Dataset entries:

+--

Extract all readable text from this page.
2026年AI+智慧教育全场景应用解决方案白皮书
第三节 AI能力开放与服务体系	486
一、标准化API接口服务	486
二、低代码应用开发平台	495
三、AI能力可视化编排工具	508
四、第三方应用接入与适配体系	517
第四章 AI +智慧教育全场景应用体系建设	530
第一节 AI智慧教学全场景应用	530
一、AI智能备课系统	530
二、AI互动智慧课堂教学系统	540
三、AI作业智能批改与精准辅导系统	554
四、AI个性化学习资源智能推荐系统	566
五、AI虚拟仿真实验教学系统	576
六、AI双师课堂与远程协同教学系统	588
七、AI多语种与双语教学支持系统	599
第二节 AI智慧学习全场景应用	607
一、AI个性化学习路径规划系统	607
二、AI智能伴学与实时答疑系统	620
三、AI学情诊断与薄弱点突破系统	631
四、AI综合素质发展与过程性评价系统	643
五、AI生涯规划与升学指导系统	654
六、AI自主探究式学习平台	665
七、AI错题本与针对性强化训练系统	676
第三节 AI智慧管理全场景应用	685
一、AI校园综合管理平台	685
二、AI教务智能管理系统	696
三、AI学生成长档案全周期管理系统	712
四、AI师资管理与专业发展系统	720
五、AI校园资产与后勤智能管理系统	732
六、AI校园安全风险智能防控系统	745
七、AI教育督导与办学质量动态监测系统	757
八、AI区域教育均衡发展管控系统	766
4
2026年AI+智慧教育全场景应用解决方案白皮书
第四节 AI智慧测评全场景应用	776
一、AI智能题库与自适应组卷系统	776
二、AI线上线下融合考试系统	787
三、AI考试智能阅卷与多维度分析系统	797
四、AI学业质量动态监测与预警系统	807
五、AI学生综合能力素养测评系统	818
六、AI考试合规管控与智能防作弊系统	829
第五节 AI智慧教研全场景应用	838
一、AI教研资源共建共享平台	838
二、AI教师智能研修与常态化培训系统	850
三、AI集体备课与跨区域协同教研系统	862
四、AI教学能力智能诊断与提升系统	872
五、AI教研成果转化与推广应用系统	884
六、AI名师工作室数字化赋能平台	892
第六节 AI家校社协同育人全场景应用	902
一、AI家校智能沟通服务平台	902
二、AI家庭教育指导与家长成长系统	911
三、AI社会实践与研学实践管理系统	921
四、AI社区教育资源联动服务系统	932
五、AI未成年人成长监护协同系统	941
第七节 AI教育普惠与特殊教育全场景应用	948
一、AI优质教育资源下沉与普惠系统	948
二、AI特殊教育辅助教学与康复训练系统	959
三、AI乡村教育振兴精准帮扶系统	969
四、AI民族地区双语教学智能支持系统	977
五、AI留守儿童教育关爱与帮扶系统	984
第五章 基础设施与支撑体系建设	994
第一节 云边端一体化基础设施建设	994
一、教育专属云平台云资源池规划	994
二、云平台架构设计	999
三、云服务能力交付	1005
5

+--

Reproduce the records in full, exactly as written.

#### EXERCISE ANSWER
Extract all readable text from this page.
2026年AI+智慧教育全场景应用解决方案白皮书
第三节 AI能力开放与服务体系	486
一、标准化API接口服务	486
二、低代码应用开发平台	495
三、AI能力可视化编排工具	508
四、第三方应用接入与适配体系	517
第四章 AI +智慧教育全场景应用体系建设	530
第一节 AI智慧教学全场景应用	530
一、AI智能备课系统	530
二、AI互动智慧课堂教学系统	540
三、AI作业智能批改与精准辅导系统	554
四、AI个性化学习资源智能推荐系统	566
五、AI虚拟仿真实验教学系统	576
六、AI双师课堂与远程协同教学系统	588
七、AI多语种与双语教学支持系统	599
第二节 AI智慧学习全场景应用	607
一、AI个性化学习路径规划系统	607
二、AI智能伴学与实时答疑系统	620
三、AI学情诊断与薄弱点突破系统	631
四、AI综合素质发展与过程性评价系统	643
五、AI生涯规划与升学指导系统	654
六、AI自主探究式学习平台	665
七、AI错题本与针对性强化训练系统	676
第三节 AI智慧管理全场景应用	685
一、AI校园综合管理平台	685
二、AI教务智能管理系统	696
三、AI学生成长档案全周期管理系统	712
四、AI师资管理与专业发展系统	720
五、AI校园资产与后勤智能管理系统	732
六、AI校园安全风险智能防控系统	745
七、AI教育督导与办学质量动态监测系统	757
八、AI区域教育均衡发展管控系统	766
4
2026年AI+智慧教育全场景应用解决方案白皮书
第四节 AI智慧测评全场景应用	776
一、AI智能题库与自适应组卷系统	776
二、AI线上线下融合考试系统	787
三、AI考试智能阅卷与多维度分析系统	797
四、AI学业质量动态监测与预警系统	807
五、AI学生综合能力素养测评系统	818
六、AI考试合规管控与智能防作弊系统	829
第五节 AI智慧教研全场景应用	838
一、AI教研资源共建共享平台	838
二、AI教师智能研修与常态化培训系统	850
三、AI集体备课与跨区域协同教研系统	862
四、AI教学能力智能诊断与提升系统	872
五、AI教研成果转化与推广应用系统	884
六、AI名师工作室数字化赋能平台	892
第六节 AI家校社协同育人全场景应用	902
一、AI家校智能沟通服务平台	902
二、AI家庭教育指导与家长成长系统	911
三、AI社会实践与研学实践管理系统	921
四、AI社区教育资源联动服务系统	932
五、AI未成年人成长监护协同系统	941
第七节 AI教育普惠与特殊教育全场景应用	948
一、AI优质教育资源下沉与普惠系统	948
二、AI特殊教育辅助教学与康复训练系统	959
三、AI乡村教育振兴精准帮扶系统	969
四、AI民族地区双语教学智能支持系统	977
五、AI留守儿童教育关爱与帮扶系统	984
第五章 基础设施与支撑体系建设	994
第一节 云边端一体化基础设施建设	994
一、教育专属云平台云资源池规划	994
二、云平台架构设计	999
三、云服务能力交付	1005
5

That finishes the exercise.